** START Information provided **

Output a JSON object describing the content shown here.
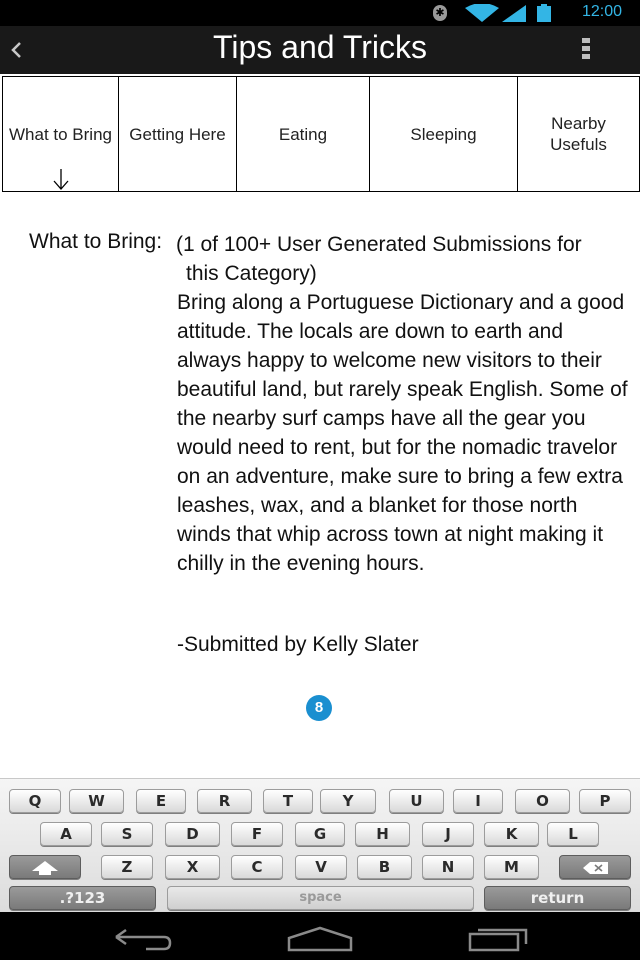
{
  "status_bar": {
    "time": "12:00",
    "icons": [
      "bluetooth-icon",
      "wifi-icon",
      "signal-icon",
      "battery-icon"
    ],
    "accent_color": "#33b5e5"
  },
  "action_bar": {
    "title": "Tips and Tricks",
    "back_icon": "chevron-left-icon",
    "menu_icon": "overflow-menu-icon"
  },
  "tabs": [
    {
      "label": "What to Bring",
      "selected": true
    },
    {
      "label": "Getting Here",
      "selected": false
    },
    {
      "label": "Eating",
      "selected": false
    },
    {
      "label": "Sleeping",
      "selected": false
    },
    {
      "label": "Nearby\nUsefuls",
      "selected": false
    }
  ],
  "content": {
    "label": "What to Bring:",
    "meta_line1": "(1 of 100+ User Generated Submissions for",
    "meta_line2": "this Category)",
    "body": "Bring along a Portuguese Dictionary and a good attitude. The locals are down to earth and always happy to welcome new visitors to their beautiful land, but rarely speak English. Some of the nearby surf camps have all the gear you would need to rent, but for the nomadic travelor on an adventure, make sure to bring a few extra leashes, wax, and a blanket for those north winds that whip across town at night making it chilly in the evening hours.",
    "signature": "-Submitted by Kelly Slater",
    "page_badge": "8",
    "badge_color": "#1a8fd0"
  },
  "keyboard": {
    "row1": [
      "Q",
      "W",
      "E",
      "R",
      "T",
      "Y",
      "U",
      "I",
      "O",
      "P"
    ],
    "row2": [
      "A",
      "S",
      "D",
      "F",
      "G",
      "H",
      "J",
      "K",
      "L"
    ],
    "row3": [
      "Z",
      "X",
      "C",
      "V",
      "B",
      "N",
      "M"
    ],
    "shift_icon": "shift-arrow-icon",
    "backspace_icon": "backspace-icon",
    "symbols_label": ".?123",
    "space_label": "space",
    "return_label": "return"
  },
  "nav_bar": {
    "buttons": [
      "back-arrow-icon",
      "home-icon",
      "recent-apps-icon"
    ]
  }
}
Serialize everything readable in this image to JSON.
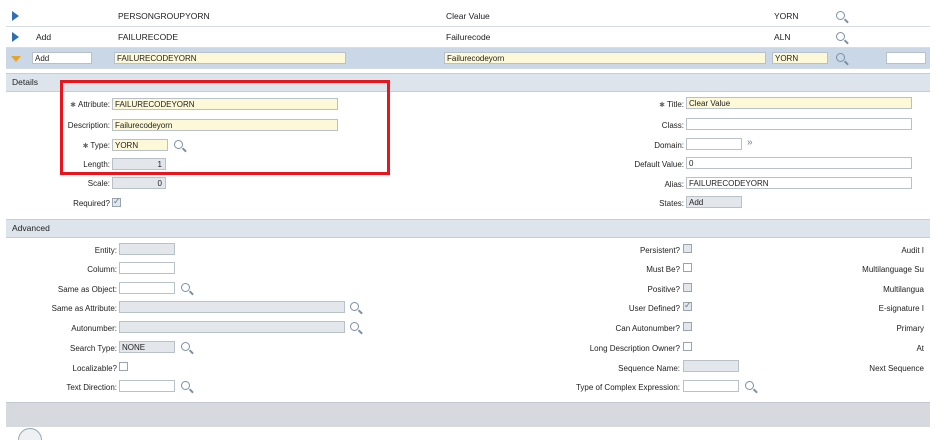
{
  "grid": {
    "rows": [
      {
        "action": "",
        "attribute": "PERSONGROUPYORN",
        "title": "Clear Value",
        "type": "YORN"
      },
      {
        "action": "Add",
        "attribute": "FAILURECODE",
        "title": "Failurecode",
        "type": "ALN"
      },
      {
        "action": "Add",
        "attribute": "FAILURECODEYORN",
        "title": "Failurecodeyorn",
        "type": "YORN"
      }
    ]
  },
  "details": {
    "section_label": "Details",
    "attribute_label": "Attribute:",
    "attribute_value": "FAILURECODEYORN",
    "description_label": "Description:",
    "description_value": "Failurecodeyorn",
    "type_label": "Type:",
    "type_value": "YORN",
    "length_label": "Length:",
    "length_value": "1",
    "scale_label": "Scale:",
    "scale_value": "0",
    "required_label": "Required?",
    "title_label": "Title:",
    "title_value": "Clear Value",
    "class_label": "Class:",
    "class_value": "",
    "domain_label": "Domain:",
    "domain_value": "",
    "default_label": "Default Value:",
    "default_value": "0",
    "alias_label": "Alias:",
    "alias_value": "FAILURECODEYORN",
    "states_label": "States:",
    "states_value": "Add"
  },
  "advanced": {
    "section_label": "Advanced",
    "entity_label": "Entity:",
    "column_label": "Column:",
    "same_object_label": "Same as Object:",
    "same_attribute_label": "Same as Attribute:",
    "autonumber_label": "Autonumber:",
    "search_type_label": "Search Type:",
    "search_type_value": "NONE",
    "localizable_label": "Localizable?",
    "text_direction_label": "Text Direction:",
    "persistent_label": "Persistent?",
    "must_be_label": "Must Be?",
    "positive_label": "Positive?",
    "user_defined_label": "User Defined?",
    "can_autonumber_label": "Can Autonumber?",
    "long_desc_label": "Long Description Owner?",
    "sequence_name_label": "Sequence Name:",
    "complex_expr_label": "Type of Complex Expression:",
    "audit_label": "Audit I",
    "multilang_sup_label": "Multilanguage Su",
    "multilang_label": "Multilangua",
    "esig_label": "E-signature I",
    "primary_label": "Primary",
    "at_label": "At",
    "next_seq_label": "Next Sequence"
  }
}
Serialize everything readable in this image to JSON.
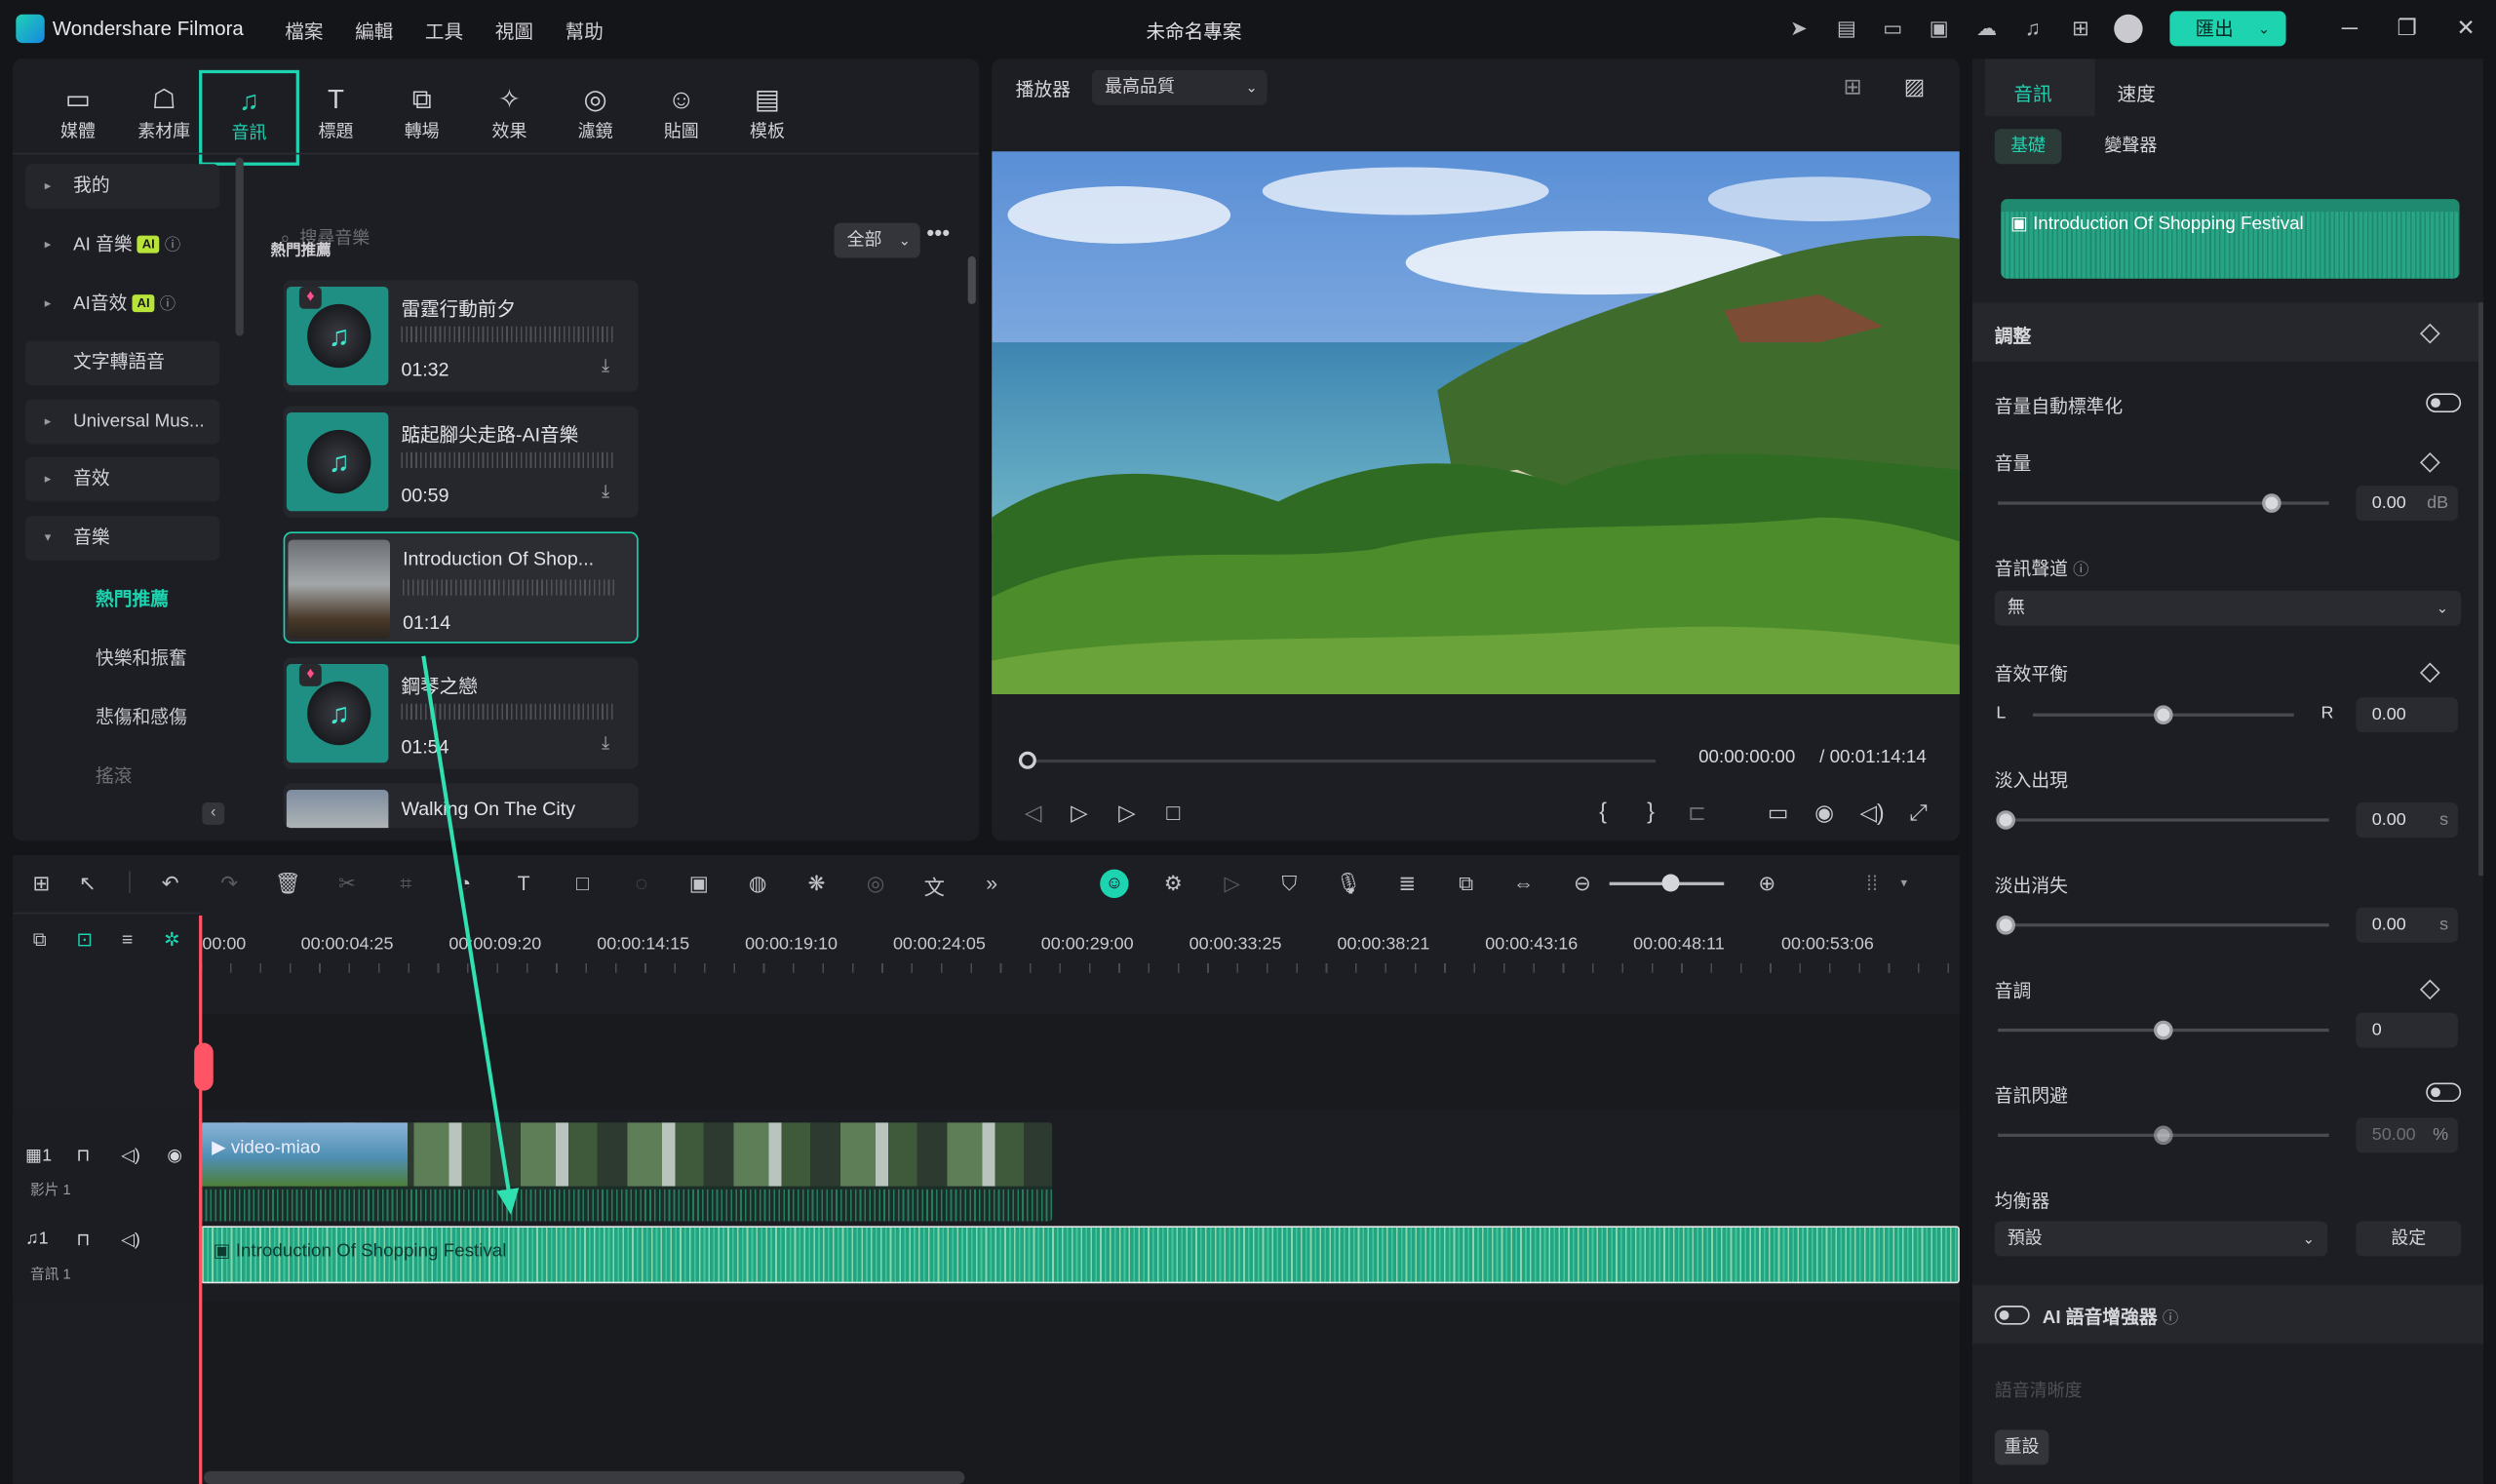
{
  "titlebar": {
    "app": "Wondershare Filmora",
    "menus": [
      "檔案",
      "編輯",
      "工具",
      "視圖",
      "幫助"
    ],
    "project": "未命名專案",
    "export": "匯出"
  },
  "media": {
    "tabs": [
      {
        "label": "媒體"
      },
      {
        "label": "素材庫"
      },
      {
        "label": "音訊"
      },
      {
        "label": "標題"
      },
      {
        "label": "轉場"
      },
      {
        "label": "效果"
      },
      {
        "label": "濾鏡"
      },
      {
        "label": "貼圖"
      },
      {
        "label": "模板"
      }
    ],
    "categories": {
      "mine": "我的",
      "ai_music": "AI 音樂",
      "ai_sfx": "AI音效",
      "tts": "文字轉語音",
      "universal": "Universal Mus...",
      "sfx": "音效",
      "music": "音樂"
    },
    "ai_badge": "AI",
    "subs": [
      "熱門推薦",
      "快樂和振奮",
      "悲傷和感傷",
      "搖滾"
    ],
    "search_placeholder": "搜尋音樂",
    "filter": "全部",
    "section": "熱門推薦",
    "items": [
      {
        "title": "雷霆行動前夕",
        "duration": "01:32"
      },
      {
        "title": "踮起腳尖走路-AI音樂",
        "duration": "00:59"
      },
      {
        "title": "Introduction Of Shop...",
        "duration": "01:14"
      },
      {
        "title": "鋼琴之戀",
        "duration": "01:54"
      },
      {
        "title": "Walking On The City",
        "duration": ""
      }
    ]
  },
  "player": {
    "label": "播放器",
    "quality": "最高品質",
    "current": "00:00:00:00",
    "total": "/  00:01:14:14"
  },
  "props": {
    "tabs": [
      "音訊",
      "速度"
    ],
    "subtabs": [
      "基礎",
      "變聲器"
    ],
    "clip": "Introduction Of Shopping Festival",
    "section": "調整",
    "auto_normalize": "音量自動標準化",
    "volume": "音量",
    "volume_val": "0.00",
    "db": "dB",
    "channel": "音訊聲道",
    "channel_val": "無",
    "balance": "音效平衡",
    "L": "L",
    "R": "R",
    "balance_val": "0.00",
    "fade_in": "淡入出現",
    "fade_in_val": "0.00",
    "fade_out": "淡出消失",
    "fade_out_val": "0.00",
    "s": "s",
    "pitch": "音調",
    "pitch_val": "0",
    "ducking": "音訊閃避",
    "ducking_val": "50.00",
    "pct": "%",
    "eq": "均衡器",
    "eq_val": "預設",
    "eq_btn": "設定",
    "ai_voice": "AI 語音增強器",
    "clarity": "語音清晰度",
    "reset": "重設"
  },
  "timeline": {
    "ticks": [
      "00:00",
      "00:00:04:25",
      "00:00:09:20",
      "00:00:14:15",
      "00:00:19:10",
      "00:00:24:05",
      "00:00:29:00",
      "00:00:33:25",
      "00:00:38:21",
      "00:00:43:16",
      "00:00:48:11",
      "00:00:53:06"
    ],
    "video_track": "影片 1",
    "audio_track": "音訊 1",
    "track_num": "1",
    "video_clip": "video-miao",
    "audio_clip": "Introduction Of Shopping Festival"
  }
}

** END Information provided **

▶ _Aim_
Pictures are to be left out; the records above must be repeated word for word.

▶ _Task solution_
Output a JSON object describing the content shown here.
{
  "status_bar": {
    "time": "12:00",
    "icons": [
      "bluetooth-icon",
      "wifi-icon",
      "signal-icon",
      "battery-icon"
    ],
    "accent_color": "#33b5e5"
  },
  "action_bar": {
    "title": "Tips and Tricks",
    "back_icon": "chevron-left-icon",
    "menu_icon": "overflow-menu-icon"
  },
  "tabs": [
    {
      "label": "What to Bring",
      "selected": true
    },
    {
      "label": "Getting Here",
      "selected": false
    },
    {
      "label": "Eating",
      "selected": false
    },
    {
      "label": "Sleeping",
      "selected": false
    },
    {
      "label": "Nearby\nUsefuls",
      "selected": false
    }
  ],
  "content": {
    "label": "What to Bring:",
    "meta_line1": "(1 of 100+ User Generated Submissions for",
    "meta_line2": "this Category)",
    "body": "Bring along a Portuguese Dictionary and a good attitude. The locals are down to earth and always happy to welcome new visitors to their beautiful land, but rarely speak English. Some of the nearby surf camps have all the gear you would need to rent, but for the nomadic travelor on an adventure, make sure to bring a few extra leashes, wax, and a blanket for those north winds that whip across town at night making it chilly in the evening hours.",
    "signature": "-Submitted by Kelly Slater",
    "page_badge": "8",
    "badge_color": "#1a8fd0"
  },
  "keyboard": {
    "row1": [
      "Q",
      "W",
      "E",
      "R",
      "T",
      "Y",
      "U",
      "I",
      "O",
      "P"
    ],
    "row2": [
      "A",
      "S",
      "D",
      "F",
      "G",
      "H",
      "J",
      "K",
      "L"
    ],
    "row3": [
      "Z",
      "X",
      "C",
      "V",
      "B",
      "N",
      "M"
    ],
    "shift_icon": "shift-arrow-icon",
    "backspace_icon": "backspace-icon",
    "symbols_label": ".?123",
    "space_label": "space",
    "return_label": "return"
  },
  "nav_bar": {
    "buttons": [
      "back-arrow-icon",
      "home-icon",
      "recent-apps-icon"
    ]
  }
}
Serialize everything readable in this image to JSON.
{
  "grid": {
    "rows": [
      {
        "action": "",
        "attribute": "PERSONGROUPYORN",
        "title": "Clear Value",
        "type": "YORN"
      },
      {
        "action": "Add",
        "attribute": "FAILURECODE",
        "title": "Failurecode",
        "type": "ALN"
      },
      {
        "action": "Add",
        "attribute": "FAILURECODEYORN",
        "title": "Failurecodeyorn",
        "type": "YORN"
      }
    ]
  },
  "details": {
    "section_label": "Details",
    "attribute_label": "Attribute:",
    "attribute_value": "FAILURECODEYORN",
    "description_label": "Description:",
    "description_value": "Failurecodeyorn",
    "type_label": "Type:",
    "type_value": "YORN",
    "length_label": "Length:",
    "length_value": "1",
    "scale_label": "Scale:",
    "scale_value": "0",
    "required_label": "Required?",
    "title_label": "Title:",
    "title_value": "Clear Value",
    "class_label": "Class:",
    "class_value": "",
    "domain_label": "Domain:",
    "domain_value": "",
    "default_label": "Default Value:",
    "default_value": "0",
    "alias_label": "Alias:",
    "alias_value": "FAILURECODEYORN",
    "states_label": "States:",
    "states_value": "Add"
  },
  "advanced": {
    "section_label": "Advanced",
    "entity_label": "Entity:",
    "column_label": "Column:",
    "same_object_label": "Same as Object:",
    "same_attribute_label": "Same as Attribute:",
    "autonumber_label": "Autonumber:",
    "search_type_label": "Search Type:",
    "search_type_value": "NONE",
    "localizable_label": "Localizable?",
    "text_direction_label": "Text Direction:",
    "persistent_label": "Persistent?",
    "must_be_label": "Must Be?",
    "positive_label": "Positive?",
    "user_defined_label": "User Defined?",
    "can_autonumber_label": "Can Autonumber?",
    "long_desc_label": "Long Description Owner?",
    "sequence_name_label": "Sequence Name:",
    "complex_expr_label": "Type of Complex Expression:",
    "audit_label": "Audit I",
    "multilang_sup_label": "Multilanguage Su",
    "multilang_label": "Multilangua",
    "esig_label": "E-signature I",
    "primary_label": "Primary",
    "at_label": "At",
    "next_seq_label": "Next Sequence"
  }
}
Serialize everything readable in this image to JSON.
{
  "titlebar": {
    "app": "Wondershare Filmora",
    "menus": [
      "檔案",
      "編輯",
      "工具",
      "視圖",
      "幫助"
    ],
    "project": "未命名專案",
    "export": "匯出"
  },
  "media": {
    "tabs": [
      {
        "label": "媒體"
      },
      {
        "label": "素材庫"
      },
      {
        "label": "音訊"
      },
      {
        "label": "標題"
      },
      {
        "label": "轉場"
      },
      {
        "label": "效果"
      },
      {
        "label": "濾鏡"
      },
      {
        "label": "貼圖"
      },
      {
        "label": "模板"
      }
    ],
    "categories": {
      "mine": "我的",
      "ai_music": "AI 音樂",
      "ai_sfx": "AI音效",
      "tts": "文字轉語音",
      "universal": "Universal Mus...",
      "sfx": "音效",
      "music": "音樂"
    },
    "ai_badge": "AI",
    "subs": [
      "熱門推薦",
      "快樂和振奮",
      "悲傷和感傷",
      "搖滾"
    ],
    "search_placeholder": "搜尋音樂",
    "filter": "全部",
    "section": "熱門推薦",
    "items": [
      {
        "title": "雷霆行動前夕",
        "duration": "01:32"
      },
      {
        "title": "踮起腳尖走路-AI音樂",
        "duration": "00:59"
      },
      {
        "title": "Introduction Of Shop...",
        "duration": "01:14"
      },
      {
        "title": "鋼琴之戀",
        "duration": "01:54"
      },
      {
        "title": "Walking On The City",
        "duration": ""
      }
    ]
  },
  "player": {
    "label": "播放器",
    "quality": "最高品質",
    "current": "00:00:00:00",
    "total": "/  00:01:14:14"
  },
  "props": {
    "tabs": [
      "音訊",
      "速度"
    ],
    "subtabs": [
      "基礎",
      "變聲器"
    ],
    "clip": "Introduction Of Shopping Festival",
    "section": "調整",
    "auto_normalize": "音量自動標準化",
    "volume": "音量",
    "volume_val": "0.00",
    "db": "dB",
    "channel": "音訊聲道",
    "channel_val": "無",
    "balance": "音效平衡",
    "L": "L",
    "R": "R",
    "balance_val": "0.00",
    "fade_in": "淡入出現",
    "fade_in_val": "0.00",
    "fade_out": "淡出消失",
    "fade_out_val": "0.00",
    "s": "s",
    "pitch": "音調",
    "pitch_val": "0",
    "ducking": "音訊閃避",
    "ducking_val": "50.00",
    "pct": "%",
    "eq": "均衡器",
    "eq_val": "預設",
    "eq_btn": "設定",
    "ai_voice": "AI 語音增強器",
    "clarity": "語音清晰度",
    "reset": "重設"
  },
  "timeline": {
    "ticks": [
      "00:00",
      "00:00:04:25",
      "00:00:09:20",
      "00:00:14:15",
      "00:00:19:10",
      "00:00:24:05",
      "00:00:29:00",
      "00:00:33:25",
      "00:00:38:21",
      "00:00:43:16",
      "00:00:48:11",
      "00:00:53:06"
    ],
    "video_track": "影片 1",
    "audio_track": "音訊 1",
    "track_num": "1",
    "video_clip": "video-miao",
    "audio_clip": "Introduction Of Shopping Festival"
  }
}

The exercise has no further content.